## Directions for this task
Locate each line holding the string "List" and copy it.

## Records for this task
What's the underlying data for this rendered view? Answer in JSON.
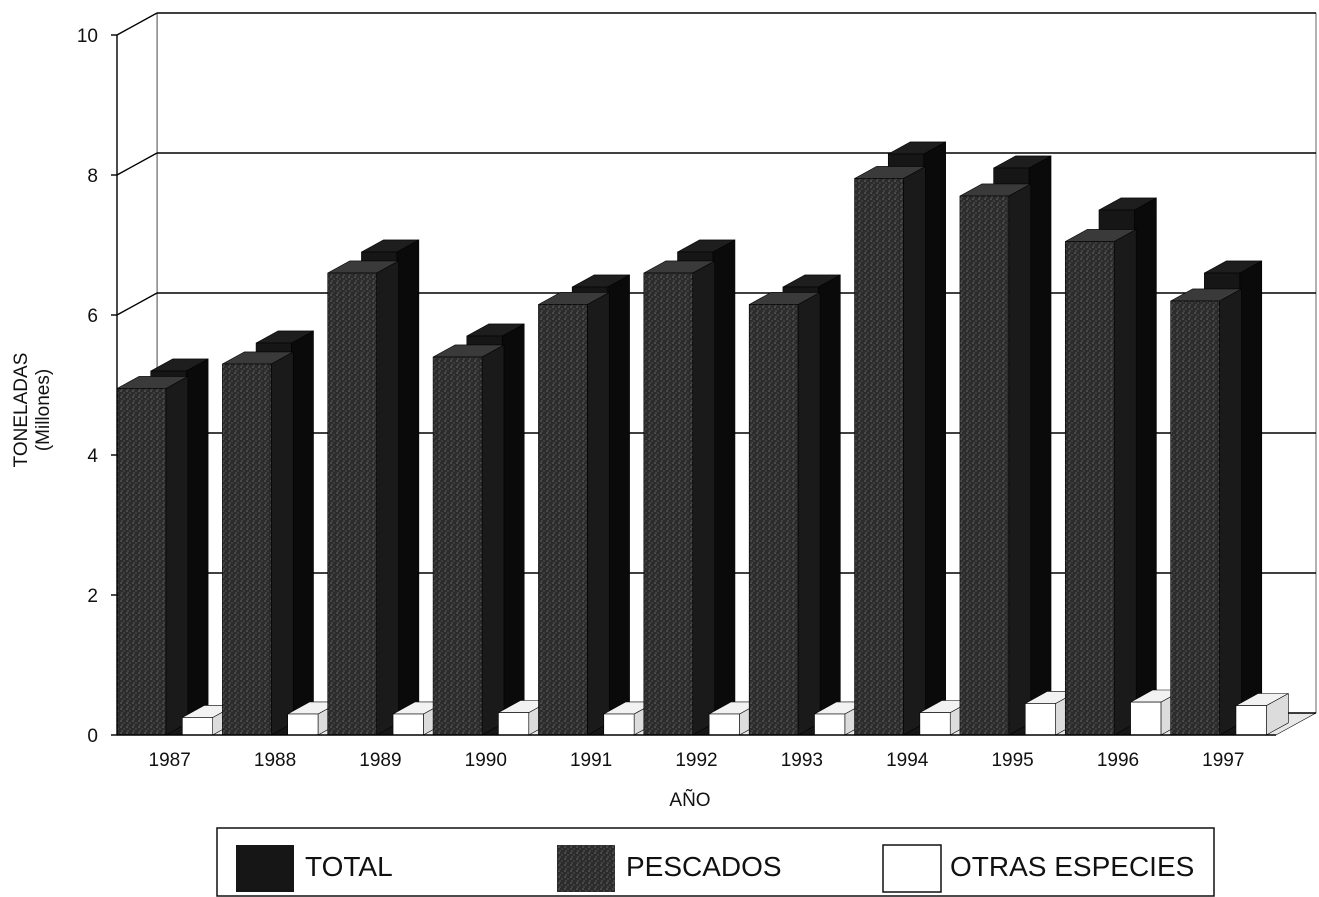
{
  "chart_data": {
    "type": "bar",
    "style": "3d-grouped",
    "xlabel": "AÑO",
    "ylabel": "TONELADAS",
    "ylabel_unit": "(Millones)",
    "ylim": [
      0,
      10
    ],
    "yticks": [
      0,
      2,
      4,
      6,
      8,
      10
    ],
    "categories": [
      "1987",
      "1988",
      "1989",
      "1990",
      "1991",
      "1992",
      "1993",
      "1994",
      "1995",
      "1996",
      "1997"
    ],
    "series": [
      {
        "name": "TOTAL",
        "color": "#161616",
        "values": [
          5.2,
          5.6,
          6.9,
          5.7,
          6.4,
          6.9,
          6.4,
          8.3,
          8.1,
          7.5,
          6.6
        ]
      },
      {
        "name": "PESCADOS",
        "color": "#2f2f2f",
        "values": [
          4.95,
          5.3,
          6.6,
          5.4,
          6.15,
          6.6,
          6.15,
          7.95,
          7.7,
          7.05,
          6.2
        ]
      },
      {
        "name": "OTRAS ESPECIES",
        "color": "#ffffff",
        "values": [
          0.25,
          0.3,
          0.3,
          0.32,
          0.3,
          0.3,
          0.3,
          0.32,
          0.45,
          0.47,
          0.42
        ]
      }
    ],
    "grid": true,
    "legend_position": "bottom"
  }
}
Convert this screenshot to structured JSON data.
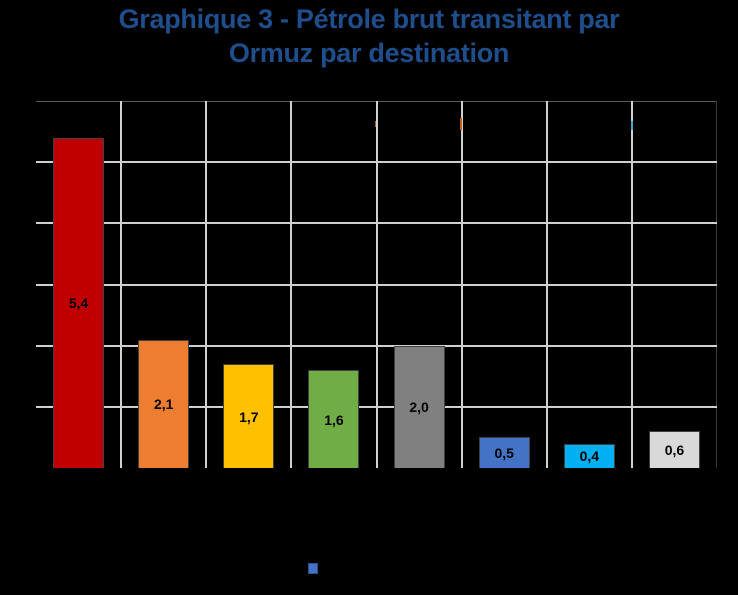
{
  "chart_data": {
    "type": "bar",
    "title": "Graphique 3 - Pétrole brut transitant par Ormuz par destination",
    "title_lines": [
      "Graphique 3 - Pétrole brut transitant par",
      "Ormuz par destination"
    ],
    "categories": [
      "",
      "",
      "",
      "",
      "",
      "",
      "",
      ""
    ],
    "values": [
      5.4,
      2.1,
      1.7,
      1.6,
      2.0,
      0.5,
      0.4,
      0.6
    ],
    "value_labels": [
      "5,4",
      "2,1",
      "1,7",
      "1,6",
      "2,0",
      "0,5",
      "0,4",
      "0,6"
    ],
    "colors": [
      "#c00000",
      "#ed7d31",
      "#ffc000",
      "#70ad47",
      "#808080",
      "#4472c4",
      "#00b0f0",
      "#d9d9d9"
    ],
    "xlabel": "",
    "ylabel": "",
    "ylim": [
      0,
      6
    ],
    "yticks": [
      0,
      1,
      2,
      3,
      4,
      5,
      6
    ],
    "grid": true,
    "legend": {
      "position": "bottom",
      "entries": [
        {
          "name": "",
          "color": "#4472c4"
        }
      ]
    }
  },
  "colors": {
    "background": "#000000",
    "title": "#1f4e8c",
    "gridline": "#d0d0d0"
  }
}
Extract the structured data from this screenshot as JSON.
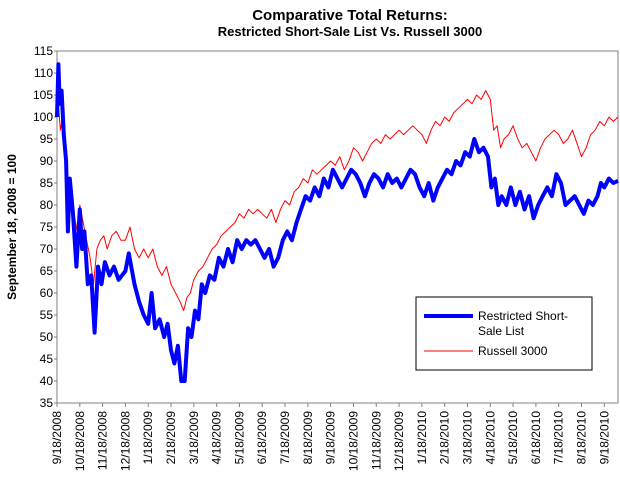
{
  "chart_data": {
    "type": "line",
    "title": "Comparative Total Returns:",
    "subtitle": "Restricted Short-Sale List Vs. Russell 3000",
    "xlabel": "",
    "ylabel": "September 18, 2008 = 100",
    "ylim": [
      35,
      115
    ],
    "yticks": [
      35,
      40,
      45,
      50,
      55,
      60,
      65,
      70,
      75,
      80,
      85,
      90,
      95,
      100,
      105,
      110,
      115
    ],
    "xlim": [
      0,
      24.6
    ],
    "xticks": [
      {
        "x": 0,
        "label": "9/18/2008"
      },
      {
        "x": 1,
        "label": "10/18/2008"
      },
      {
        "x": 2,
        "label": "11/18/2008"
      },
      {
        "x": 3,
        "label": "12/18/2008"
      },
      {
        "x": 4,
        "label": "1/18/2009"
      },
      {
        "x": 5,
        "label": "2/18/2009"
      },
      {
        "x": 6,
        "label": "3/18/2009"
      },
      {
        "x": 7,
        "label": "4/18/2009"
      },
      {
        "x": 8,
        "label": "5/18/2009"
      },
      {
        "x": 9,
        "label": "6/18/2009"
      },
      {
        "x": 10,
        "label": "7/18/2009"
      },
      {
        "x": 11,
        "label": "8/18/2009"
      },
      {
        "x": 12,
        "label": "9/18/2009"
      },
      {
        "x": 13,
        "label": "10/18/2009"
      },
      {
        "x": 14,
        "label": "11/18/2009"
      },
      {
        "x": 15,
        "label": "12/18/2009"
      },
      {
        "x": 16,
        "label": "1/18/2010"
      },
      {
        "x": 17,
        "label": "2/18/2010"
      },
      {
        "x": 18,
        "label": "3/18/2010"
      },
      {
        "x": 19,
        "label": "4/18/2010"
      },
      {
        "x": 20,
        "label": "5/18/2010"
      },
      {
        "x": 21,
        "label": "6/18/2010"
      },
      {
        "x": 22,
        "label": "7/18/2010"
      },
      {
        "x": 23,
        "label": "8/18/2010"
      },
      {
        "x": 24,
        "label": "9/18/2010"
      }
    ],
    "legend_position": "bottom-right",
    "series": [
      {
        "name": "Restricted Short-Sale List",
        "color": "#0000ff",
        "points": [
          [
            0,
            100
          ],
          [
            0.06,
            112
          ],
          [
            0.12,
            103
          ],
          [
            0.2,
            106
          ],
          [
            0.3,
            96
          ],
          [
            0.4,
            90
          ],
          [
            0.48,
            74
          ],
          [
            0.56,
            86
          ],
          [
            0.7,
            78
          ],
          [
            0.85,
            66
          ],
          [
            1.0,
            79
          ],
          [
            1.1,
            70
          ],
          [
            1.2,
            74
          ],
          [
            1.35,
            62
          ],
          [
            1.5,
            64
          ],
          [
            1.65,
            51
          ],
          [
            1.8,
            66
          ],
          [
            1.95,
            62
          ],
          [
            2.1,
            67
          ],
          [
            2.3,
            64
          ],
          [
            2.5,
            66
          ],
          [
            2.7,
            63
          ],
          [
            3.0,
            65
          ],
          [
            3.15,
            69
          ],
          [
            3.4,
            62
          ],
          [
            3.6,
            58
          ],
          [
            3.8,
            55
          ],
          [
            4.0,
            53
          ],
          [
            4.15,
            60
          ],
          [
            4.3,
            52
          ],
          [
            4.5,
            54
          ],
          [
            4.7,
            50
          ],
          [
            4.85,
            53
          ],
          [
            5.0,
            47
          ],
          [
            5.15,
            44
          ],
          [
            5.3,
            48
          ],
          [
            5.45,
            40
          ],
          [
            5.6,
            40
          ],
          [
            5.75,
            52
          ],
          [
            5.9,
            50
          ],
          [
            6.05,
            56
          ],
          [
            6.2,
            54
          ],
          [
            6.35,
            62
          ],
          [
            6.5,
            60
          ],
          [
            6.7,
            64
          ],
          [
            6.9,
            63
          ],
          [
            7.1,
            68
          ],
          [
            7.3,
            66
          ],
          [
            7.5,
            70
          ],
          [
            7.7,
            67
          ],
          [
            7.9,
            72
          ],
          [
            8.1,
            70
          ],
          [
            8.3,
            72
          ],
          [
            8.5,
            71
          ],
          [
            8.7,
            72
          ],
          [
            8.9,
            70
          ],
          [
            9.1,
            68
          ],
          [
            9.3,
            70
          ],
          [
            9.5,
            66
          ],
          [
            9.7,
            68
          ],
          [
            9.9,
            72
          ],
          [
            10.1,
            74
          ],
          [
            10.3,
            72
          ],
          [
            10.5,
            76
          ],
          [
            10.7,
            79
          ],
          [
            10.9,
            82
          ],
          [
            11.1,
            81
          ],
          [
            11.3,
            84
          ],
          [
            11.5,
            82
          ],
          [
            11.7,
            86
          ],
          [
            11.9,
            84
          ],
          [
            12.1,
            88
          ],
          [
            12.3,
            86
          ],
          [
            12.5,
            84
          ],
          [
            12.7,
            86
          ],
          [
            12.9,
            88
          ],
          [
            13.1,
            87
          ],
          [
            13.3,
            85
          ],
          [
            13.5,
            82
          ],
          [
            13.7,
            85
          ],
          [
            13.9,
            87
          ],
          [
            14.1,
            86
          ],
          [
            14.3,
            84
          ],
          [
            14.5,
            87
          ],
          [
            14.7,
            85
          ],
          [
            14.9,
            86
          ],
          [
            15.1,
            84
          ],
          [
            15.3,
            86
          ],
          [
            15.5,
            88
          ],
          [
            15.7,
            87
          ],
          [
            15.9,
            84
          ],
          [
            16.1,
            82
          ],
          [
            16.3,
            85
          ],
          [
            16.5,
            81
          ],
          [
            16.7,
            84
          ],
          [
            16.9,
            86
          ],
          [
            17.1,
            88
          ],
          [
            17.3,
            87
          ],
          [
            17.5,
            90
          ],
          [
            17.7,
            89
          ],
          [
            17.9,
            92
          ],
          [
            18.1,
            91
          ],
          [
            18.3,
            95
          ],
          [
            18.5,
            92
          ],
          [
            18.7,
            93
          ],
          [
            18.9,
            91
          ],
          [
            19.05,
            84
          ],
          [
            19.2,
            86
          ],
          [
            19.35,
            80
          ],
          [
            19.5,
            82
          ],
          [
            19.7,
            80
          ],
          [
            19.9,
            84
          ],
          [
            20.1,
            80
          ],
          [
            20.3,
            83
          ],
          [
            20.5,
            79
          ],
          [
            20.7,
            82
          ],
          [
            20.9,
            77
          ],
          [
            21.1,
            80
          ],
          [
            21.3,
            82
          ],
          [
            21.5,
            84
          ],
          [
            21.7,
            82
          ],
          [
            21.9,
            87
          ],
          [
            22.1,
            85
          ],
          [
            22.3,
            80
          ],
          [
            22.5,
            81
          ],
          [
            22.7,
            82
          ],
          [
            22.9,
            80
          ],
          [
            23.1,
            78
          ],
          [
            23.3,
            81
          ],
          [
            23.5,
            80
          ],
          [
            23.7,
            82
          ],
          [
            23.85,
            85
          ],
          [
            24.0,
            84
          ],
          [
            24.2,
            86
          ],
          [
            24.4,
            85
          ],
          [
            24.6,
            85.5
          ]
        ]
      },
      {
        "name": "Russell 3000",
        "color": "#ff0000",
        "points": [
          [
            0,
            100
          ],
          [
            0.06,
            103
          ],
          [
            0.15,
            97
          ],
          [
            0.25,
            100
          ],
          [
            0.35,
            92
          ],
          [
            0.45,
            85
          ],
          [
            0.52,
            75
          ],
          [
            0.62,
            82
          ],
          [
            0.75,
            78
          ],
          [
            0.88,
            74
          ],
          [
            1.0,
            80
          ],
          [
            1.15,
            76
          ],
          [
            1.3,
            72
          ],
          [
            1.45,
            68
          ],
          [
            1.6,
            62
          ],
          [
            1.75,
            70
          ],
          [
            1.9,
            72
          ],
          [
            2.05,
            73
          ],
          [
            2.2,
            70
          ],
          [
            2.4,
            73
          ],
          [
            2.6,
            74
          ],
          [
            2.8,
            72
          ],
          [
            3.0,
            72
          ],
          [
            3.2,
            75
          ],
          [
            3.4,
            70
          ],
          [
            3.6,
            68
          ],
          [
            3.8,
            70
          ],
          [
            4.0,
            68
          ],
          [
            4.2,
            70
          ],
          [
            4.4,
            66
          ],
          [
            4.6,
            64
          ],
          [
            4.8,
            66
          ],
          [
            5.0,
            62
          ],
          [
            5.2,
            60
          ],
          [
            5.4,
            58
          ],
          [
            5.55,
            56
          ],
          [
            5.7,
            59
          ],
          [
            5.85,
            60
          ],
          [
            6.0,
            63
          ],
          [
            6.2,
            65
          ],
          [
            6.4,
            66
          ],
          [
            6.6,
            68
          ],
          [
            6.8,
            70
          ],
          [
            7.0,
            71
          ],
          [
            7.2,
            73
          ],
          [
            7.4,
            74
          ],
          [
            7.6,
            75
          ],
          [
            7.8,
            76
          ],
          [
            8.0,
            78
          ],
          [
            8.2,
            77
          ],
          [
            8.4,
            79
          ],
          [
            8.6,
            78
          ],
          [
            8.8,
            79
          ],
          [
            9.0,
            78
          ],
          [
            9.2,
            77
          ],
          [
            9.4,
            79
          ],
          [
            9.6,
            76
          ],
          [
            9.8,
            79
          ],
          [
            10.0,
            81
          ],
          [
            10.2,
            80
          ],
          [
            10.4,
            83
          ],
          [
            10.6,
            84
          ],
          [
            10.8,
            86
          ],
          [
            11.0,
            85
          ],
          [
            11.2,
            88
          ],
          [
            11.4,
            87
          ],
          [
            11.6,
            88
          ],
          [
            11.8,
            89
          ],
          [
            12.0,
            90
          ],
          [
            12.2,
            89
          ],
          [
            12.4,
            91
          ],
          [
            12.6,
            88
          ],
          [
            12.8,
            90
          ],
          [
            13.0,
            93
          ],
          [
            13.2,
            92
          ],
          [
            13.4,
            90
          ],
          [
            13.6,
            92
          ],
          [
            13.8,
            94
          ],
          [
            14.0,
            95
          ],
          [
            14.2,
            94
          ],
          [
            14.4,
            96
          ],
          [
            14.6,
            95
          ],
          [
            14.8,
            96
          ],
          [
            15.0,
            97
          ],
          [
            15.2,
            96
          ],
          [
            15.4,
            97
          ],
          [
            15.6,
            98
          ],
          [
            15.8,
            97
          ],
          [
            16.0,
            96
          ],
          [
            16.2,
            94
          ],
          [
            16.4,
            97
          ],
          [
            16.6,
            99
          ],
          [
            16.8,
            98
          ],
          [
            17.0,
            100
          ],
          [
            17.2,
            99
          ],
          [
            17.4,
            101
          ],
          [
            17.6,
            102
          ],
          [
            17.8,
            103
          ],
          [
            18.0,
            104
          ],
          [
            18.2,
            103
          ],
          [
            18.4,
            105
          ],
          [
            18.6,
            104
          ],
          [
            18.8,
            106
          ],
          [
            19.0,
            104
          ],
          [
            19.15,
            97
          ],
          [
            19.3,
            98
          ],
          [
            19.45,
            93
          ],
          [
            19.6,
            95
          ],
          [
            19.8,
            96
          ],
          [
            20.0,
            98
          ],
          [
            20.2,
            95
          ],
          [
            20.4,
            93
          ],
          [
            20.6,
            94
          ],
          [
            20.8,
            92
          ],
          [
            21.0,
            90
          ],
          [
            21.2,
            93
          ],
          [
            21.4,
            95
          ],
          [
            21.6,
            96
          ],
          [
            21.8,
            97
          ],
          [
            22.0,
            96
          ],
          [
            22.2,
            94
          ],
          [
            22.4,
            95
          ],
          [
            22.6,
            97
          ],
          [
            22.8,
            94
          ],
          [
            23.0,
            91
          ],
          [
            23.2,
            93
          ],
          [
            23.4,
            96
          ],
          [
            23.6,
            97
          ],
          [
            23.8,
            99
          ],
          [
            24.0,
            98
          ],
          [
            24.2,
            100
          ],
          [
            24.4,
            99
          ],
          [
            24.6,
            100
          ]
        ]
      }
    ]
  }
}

## Task answer
    "subtitle": "Restricted Short-Sale List Vs. Russell 3000",
        "name": "Restricted Short-Sale List",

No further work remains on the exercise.